*CHALLENGE*. Starting at the beginning of the data and ending at the line that contains "down-arrow-icon: ▼ bbox=[724, 108, 735, 124]", convert these lines into a numbered list with blank lines omitted.
****************************************
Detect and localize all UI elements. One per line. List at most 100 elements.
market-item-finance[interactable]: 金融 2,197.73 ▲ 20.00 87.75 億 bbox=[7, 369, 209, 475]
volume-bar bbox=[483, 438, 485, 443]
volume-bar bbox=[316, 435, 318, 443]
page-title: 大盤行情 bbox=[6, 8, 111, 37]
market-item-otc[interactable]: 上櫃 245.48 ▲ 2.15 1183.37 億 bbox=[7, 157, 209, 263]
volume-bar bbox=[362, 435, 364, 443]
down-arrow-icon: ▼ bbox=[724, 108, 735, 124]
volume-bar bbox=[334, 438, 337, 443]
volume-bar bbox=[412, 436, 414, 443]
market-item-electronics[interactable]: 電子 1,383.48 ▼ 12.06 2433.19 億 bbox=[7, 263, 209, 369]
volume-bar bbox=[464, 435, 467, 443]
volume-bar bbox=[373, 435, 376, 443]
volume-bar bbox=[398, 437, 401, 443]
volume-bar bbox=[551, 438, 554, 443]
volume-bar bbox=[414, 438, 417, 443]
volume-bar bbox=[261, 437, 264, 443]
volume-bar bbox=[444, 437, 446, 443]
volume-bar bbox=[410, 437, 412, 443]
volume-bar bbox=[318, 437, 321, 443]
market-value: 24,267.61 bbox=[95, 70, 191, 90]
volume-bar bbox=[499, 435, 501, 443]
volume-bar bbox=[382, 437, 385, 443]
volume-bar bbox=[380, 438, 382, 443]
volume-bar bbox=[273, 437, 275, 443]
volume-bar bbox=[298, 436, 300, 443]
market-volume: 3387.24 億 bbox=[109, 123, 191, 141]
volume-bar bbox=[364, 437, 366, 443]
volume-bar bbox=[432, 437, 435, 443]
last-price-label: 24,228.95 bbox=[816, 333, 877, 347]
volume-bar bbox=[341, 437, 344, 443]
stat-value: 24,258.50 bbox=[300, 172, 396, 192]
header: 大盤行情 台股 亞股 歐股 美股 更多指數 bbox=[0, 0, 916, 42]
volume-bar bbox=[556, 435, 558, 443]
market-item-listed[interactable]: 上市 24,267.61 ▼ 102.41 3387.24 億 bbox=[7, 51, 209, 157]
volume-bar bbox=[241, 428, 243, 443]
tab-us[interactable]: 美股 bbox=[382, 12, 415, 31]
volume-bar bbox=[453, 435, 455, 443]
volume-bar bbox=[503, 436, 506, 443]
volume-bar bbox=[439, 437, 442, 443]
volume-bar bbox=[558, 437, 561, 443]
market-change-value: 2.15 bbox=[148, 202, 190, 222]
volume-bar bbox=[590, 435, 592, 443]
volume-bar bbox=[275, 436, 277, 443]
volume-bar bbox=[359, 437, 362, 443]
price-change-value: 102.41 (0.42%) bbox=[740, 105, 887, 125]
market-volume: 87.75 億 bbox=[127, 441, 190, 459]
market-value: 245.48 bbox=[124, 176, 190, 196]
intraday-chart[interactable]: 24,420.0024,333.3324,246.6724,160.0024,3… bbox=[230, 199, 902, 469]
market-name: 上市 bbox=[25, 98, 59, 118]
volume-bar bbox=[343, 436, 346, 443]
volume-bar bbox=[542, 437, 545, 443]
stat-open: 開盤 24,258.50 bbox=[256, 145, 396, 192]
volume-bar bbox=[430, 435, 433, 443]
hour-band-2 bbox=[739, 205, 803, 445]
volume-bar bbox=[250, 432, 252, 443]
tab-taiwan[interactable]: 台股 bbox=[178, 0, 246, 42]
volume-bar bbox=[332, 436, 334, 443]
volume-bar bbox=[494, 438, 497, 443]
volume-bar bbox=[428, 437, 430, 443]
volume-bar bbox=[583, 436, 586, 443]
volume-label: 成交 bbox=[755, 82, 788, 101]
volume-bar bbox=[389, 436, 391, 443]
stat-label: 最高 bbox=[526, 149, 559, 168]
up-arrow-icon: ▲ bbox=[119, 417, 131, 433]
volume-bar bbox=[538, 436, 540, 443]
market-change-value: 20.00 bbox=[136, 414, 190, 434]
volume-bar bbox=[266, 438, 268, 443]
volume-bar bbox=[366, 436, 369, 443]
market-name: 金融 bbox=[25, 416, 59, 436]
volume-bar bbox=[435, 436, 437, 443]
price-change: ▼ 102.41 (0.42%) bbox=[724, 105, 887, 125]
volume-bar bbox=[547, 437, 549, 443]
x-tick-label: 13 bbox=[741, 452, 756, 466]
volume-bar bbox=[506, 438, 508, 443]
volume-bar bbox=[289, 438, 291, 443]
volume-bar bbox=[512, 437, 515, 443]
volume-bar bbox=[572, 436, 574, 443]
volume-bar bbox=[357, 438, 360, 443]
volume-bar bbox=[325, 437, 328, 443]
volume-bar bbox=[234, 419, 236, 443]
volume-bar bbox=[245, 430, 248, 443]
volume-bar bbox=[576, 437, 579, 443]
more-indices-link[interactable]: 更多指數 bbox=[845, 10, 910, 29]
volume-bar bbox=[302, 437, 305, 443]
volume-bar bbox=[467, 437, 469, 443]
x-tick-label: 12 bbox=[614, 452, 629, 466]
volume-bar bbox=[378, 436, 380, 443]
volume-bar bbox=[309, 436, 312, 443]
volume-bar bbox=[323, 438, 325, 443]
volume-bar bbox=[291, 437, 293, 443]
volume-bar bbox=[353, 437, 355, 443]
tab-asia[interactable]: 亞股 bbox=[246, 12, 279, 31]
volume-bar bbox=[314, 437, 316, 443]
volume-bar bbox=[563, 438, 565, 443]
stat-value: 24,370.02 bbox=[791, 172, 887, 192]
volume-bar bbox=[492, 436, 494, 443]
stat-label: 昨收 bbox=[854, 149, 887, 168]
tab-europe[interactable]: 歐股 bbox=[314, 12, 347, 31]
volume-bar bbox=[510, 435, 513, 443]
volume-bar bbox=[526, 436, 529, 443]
****************************************
*WRITTEN REPLY*.
1. Detect and localize all UI elements. One per line. List at most 100 elements.
2. market-item-finance[interactable]: 金融 2,197.73 ▲ 20.00 87.75 億 bbox=[7, 369, 209, 475]
3. volume-bar bbox=[483, 438, 485, 443]
4. volume-bar bbox=[316, 435, 318, 443]
5. page-title: 大盤行情 bbox=[6, 8, 111, 37]
6. market-item-otc[interactable]: 上櫃 245.48 ▲ 2.15 1183.37 億 bbox=[7, 157, 209, 263]
7. volume-bar bbox=[362, 435, 364, 443]
8. down-arrow-icon: ▼ bbox=[724, 108, 735, 124]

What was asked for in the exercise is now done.